**Prompt**
Could you recast the lines below, starting with the line with "x-tick-label: 103 (96, 278, 106, 287)" and going on through the line with "x-tick-label: 104 (345, 278, 355, 287)", as a Markdown table with a Row column for the number and a Line column for the text, leaving out any blank lines?

**Record extracts**
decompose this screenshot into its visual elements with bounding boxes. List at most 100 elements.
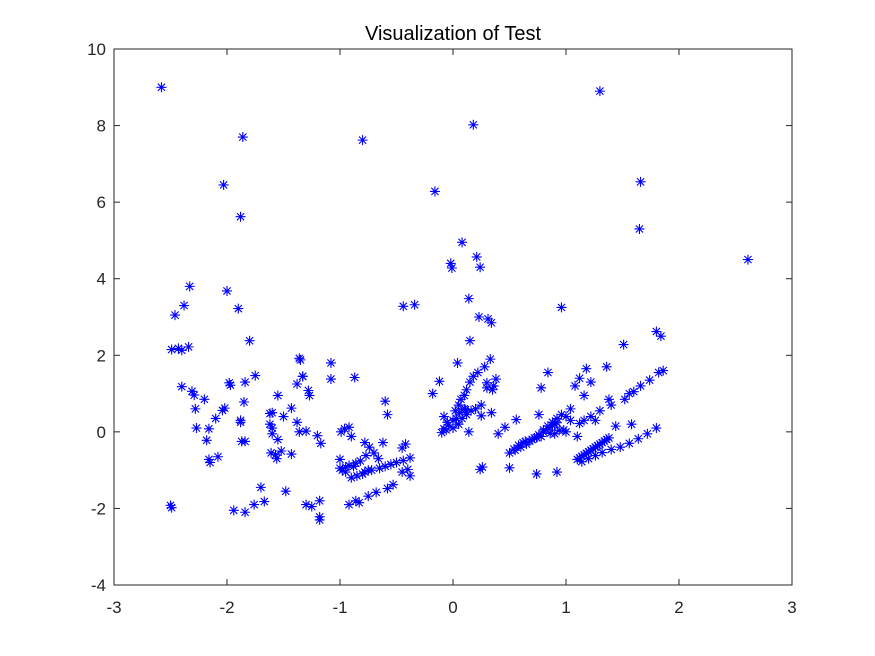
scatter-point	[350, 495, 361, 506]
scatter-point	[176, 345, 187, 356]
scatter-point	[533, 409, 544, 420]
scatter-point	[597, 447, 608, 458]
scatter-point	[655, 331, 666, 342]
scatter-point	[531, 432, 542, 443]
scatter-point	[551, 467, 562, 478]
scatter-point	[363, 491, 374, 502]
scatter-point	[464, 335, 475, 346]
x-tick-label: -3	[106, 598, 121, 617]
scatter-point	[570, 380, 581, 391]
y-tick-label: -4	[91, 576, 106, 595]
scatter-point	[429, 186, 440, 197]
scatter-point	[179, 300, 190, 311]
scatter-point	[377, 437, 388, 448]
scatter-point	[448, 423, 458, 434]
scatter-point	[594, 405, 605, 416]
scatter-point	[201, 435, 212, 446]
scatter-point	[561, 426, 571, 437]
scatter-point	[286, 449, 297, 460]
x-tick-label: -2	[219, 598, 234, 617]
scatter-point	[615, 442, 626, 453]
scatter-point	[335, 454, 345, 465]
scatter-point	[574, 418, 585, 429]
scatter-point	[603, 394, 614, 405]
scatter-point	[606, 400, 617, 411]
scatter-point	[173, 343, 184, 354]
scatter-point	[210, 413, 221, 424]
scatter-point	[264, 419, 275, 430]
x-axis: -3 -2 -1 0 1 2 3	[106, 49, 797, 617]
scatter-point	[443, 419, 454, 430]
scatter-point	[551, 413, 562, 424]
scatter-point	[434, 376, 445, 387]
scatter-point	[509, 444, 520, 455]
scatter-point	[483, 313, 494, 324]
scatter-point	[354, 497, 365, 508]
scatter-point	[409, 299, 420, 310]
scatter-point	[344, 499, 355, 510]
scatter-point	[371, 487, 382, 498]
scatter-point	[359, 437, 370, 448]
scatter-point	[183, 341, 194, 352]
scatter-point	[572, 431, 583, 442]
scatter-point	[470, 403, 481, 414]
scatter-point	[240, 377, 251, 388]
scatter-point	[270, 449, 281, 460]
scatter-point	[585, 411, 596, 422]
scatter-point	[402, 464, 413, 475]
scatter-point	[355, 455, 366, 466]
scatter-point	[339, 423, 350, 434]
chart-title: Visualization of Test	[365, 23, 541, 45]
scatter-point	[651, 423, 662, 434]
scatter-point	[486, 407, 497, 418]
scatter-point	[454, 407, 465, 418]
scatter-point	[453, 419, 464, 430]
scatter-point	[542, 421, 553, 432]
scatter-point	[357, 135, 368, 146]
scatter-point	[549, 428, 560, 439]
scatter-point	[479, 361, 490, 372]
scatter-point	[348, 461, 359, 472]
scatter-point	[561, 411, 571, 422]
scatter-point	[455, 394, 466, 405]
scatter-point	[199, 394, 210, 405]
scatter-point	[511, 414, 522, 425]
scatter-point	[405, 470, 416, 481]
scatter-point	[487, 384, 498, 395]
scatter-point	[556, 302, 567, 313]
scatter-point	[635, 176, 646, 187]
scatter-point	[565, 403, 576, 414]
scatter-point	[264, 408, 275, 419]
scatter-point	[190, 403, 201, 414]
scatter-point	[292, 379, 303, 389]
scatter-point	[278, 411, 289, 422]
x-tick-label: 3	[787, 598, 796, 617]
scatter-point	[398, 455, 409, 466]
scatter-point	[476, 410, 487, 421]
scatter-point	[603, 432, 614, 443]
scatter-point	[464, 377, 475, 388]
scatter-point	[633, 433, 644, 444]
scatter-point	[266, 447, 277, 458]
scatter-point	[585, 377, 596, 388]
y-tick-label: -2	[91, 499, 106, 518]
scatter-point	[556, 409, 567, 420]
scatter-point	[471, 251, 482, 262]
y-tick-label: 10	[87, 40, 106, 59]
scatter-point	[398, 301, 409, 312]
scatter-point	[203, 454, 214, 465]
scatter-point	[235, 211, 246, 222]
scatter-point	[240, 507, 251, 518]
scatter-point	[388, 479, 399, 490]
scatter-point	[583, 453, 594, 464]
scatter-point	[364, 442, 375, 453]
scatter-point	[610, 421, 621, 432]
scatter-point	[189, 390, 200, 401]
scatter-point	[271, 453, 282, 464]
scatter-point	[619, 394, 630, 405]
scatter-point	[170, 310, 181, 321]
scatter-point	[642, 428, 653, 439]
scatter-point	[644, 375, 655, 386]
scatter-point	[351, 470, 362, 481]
---
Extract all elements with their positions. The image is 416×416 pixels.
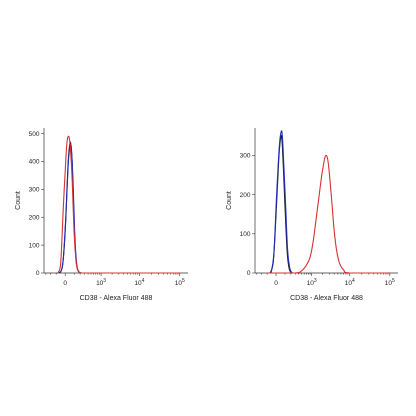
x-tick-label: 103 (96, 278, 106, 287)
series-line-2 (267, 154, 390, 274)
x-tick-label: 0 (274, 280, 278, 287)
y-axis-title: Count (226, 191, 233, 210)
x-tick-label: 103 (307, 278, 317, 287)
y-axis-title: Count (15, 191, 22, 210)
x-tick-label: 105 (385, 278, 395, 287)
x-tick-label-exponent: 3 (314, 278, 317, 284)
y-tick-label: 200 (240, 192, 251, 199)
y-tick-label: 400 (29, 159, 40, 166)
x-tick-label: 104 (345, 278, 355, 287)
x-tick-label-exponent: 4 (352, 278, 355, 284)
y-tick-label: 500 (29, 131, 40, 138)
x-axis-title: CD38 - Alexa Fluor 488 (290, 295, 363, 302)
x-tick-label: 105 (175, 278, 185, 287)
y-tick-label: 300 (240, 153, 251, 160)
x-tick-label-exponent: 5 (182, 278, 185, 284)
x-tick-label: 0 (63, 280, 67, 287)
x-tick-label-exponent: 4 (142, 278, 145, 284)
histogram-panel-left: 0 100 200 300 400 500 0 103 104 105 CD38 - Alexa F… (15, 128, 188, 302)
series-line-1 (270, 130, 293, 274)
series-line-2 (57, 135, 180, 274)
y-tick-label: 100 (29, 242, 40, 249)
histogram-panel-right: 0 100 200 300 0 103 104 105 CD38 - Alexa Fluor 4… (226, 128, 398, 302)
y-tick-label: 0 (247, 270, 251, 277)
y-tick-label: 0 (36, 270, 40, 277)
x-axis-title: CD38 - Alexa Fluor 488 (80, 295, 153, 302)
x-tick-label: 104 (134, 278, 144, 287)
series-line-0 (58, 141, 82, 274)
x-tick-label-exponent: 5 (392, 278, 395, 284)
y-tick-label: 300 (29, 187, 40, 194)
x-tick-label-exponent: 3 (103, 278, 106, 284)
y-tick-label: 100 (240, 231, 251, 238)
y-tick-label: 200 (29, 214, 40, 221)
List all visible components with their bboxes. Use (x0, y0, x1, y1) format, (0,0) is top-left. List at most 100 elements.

**Reply**
| Row | Line |
|---|---|
| 1 | x-tick-label: 103 (96, 278, 106, 287) |
| 2 | series-line-2 (267, 154, 390, 274) |
| 3 | x-tick-label: 0 (274, 280, 278, 287) |
| 4 | y-axis-title: Count (226, 191, 233, 210) |
| 5 | x-tick-label: 103 (307, 278, 317, 287) |
| 6 | y-axis-title: Count (15, 191, 22, 210) |
| 7 | x-tick-label: 105 (385, 278, 395, 287) |
| 8 | x-tick-label-exponent: 3 (314, 278, 317, 284) |
| 9 | y-tick-label: 200 (240, 192, 251, 199) |
| 10 | y-tick-label: 400 (29, 159, 40, 166) |
| 11 | x-tick-label: 104 (345, 278, 355, 287) |